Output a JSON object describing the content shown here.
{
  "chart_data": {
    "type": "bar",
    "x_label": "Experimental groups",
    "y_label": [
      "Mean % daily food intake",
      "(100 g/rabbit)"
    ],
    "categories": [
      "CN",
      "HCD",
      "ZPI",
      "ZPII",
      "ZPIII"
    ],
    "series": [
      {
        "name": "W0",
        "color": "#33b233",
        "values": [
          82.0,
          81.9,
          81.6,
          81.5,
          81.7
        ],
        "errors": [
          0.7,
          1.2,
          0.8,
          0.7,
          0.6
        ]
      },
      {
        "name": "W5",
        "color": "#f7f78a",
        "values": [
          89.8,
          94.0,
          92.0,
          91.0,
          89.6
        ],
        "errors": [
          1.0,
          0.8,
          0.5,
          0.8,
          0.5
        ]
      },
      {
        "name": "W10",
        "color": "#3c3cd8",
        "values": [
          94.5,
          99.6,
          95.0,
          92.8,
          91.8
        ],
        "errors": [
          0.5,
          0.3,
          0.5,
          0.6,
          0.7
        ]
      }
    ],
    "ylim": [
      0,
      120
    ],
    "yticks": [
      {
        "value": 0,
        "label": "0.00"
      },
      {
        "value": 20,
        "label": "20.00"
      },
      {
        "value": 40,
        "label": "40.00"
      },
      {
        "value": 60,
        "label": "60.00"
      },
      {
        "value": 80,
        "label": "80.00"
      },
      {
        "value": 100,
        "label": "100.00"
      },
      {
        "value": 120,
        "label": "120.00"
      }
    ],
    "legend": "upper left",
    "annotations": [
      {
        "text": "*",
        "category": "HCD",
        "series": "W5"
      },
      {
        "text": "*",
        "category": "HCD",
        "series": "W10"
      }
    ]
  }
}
------
Write the data back out verbatim.

Output a JSON object describing the content shown here.
{
  "chart_data": {
    "type": "bar",
    "x_label": "Experimental groups",
    "y_label": [
      "Mean % daily food intake",
      "(100 g/rabbit)"
    ],
    "categories": [
      "CN",
      "HCD",
      "ZPI",
      "ZPII",
      "ZPIII"
    ],
    "series": [
      {
        "name": "W0",
        "color": "#33b233",
        "values": [
          82.0,
          81.9,
          81.6,
          81.5,
          81.7
        ],
        "errors": [
          0.7,
          1.2,
          0.8,
          0.7,
          0.6
        ]
      },
      {
        "name": "W5",
        "color": "#f7f78a",
        "values": [
          89.8,
          94.0,
          92.0,
          91.0,
          89.6
        ],
        "errors": [
          1.0,
          0.8,
          0.5,
          0.8,
          0.5
        ]
      },
      {
        "name": "W10",
        "color": "#3c3cd8",
        "values": [
          94.5,
          99.6,
          95.0,
          92.8,
          91.8
        ],
        "errors": [
          0.5,
          0.3,
          0.5,
          0.6,
          0.7
        ]
      }
    ],
    "ylim": [
      0,
      120
    ],
    "yticks": [
      {
        "value": 0,
        "label": "0.00"
      },
      {
        "value": 20,
        "label": "20.00"
      },
      {
        "value": 40,
        "label": "40.00"
      },
      {
        "value": 60,
        "label": "60.00"
      },
      {
        "value": 80,
        "label": "80.00"
      },
      {
        "value": 100,
        "label": "100.00"
      },
      {
        "value": 120,
        "label": "120.00"
      }
    ],
    "legend": "upper left",
    "annotations": [
      {
        "text": "*",
        "category": "HCD",
        "series": "W5"
      },
      {
        "text": "*",
        "category": "HCD",
        "series": "W10"
      }
    ]
  }
}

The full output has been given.